**Problem description:** Report all lines holding "primi".
----- Recorded information
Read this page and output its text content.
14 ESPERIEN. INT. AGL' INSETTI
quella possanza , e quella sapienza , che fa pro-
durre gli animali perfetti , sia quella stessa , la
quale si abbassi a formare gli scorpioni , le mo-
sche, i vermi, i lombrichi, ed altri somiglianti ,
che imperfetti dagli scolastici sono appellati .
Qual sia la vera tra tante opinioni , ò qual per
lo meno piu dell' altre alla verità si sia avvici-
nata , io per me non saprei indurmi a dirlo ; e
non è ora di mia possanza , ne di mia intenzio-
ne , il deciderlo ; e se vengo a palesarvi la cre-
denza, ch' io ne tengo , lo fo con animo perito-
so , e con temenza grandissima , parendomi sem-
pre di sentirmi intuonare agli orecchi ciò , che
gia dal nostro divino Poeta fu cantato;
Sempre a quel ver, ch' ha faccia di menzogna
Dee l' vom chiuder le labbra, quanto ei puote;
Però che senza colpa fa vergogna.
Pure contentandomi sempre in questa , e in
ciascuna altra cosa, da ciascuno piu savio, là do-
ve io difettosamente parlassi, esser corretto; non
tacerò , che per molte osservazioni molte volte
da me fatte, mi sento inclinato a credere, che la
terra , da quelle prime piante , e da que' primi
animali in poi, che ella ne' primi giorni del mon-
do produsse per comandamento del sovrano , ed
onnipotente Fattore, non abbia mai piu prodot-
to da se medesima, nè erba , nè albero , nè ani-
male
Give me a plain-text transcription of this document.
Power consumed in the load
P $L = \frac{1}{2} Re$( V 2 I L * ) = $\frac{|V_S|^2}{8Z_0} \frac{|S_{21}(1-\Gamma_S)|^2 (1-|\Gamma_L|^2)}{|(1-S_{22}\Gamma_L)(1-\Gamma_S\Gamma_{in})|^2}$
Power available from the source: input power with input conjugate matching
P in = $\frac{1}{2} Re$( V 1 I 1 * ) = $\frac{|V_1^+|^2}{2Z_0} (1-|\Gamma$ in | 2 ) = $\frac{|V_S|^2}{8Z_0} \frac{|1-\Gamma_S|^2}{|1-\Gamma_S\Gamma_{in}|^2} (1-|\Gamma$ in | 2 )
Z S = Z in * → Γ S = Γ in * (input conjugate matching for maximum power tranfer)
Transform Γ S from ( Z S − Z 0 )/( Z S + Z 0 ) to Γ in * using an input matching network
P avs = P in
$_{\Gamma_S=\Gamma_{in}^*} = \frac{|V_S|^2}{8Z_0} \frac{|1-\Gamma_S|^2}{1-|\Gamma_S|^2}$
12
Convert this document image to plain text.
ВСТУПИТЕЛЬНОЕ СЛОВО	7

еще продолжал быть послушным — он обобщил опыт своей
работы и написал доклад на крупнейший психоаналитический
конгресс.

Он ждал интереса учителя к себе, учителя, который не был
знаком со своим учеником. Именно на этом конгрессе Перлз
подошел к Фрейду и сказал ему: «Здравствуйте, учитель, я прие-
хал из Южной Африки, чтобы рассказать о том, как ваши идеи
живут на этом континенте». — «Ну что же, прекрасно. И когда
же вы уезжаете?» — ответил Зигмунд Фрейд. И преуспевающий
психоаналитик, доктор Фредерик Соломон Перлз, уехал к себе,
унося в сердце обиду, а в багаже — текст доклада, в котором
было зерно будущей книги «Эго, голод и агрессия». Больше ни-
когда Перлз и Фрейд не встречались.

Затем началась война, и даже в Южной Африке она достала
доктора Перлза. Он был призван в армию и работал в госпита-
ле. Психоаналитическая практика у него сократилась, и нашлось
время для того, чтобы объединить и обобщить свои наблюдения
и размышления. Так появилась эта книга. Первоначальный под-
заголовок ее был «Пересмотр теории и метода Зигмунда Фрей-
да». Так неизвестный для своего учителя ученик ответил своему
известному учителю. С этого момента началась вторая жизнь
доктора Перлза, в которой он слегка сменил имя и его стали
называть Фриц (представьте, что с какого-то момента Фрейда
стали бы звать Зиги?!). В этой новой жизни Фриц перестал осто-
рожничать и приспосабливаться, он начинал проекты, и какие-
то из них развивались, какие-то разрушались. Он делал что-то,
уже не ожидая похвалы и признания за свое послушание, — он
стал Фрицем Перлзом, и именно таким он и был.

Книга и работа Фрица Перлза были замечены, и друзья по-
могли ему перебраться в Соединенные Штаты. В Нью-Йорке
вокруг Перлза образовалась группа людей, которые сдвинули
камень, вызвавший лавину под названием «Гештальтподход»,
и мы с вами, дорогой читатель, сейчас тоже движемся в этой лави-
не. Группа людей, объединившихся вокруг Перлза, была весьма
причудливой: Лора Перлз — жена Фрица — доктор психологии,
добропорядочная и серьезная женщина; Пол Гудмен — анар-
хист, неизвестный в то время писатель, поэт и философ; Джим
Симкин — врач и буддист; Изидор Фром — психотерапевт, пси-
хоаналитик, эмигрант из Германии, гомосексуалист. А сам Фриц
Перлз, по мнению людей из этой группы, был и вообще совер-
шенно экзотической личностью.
----------
**Complete output:**
terra , da quelle prime piante , e da que' primi
animali in poi, che ella ne' primi giorni del mon-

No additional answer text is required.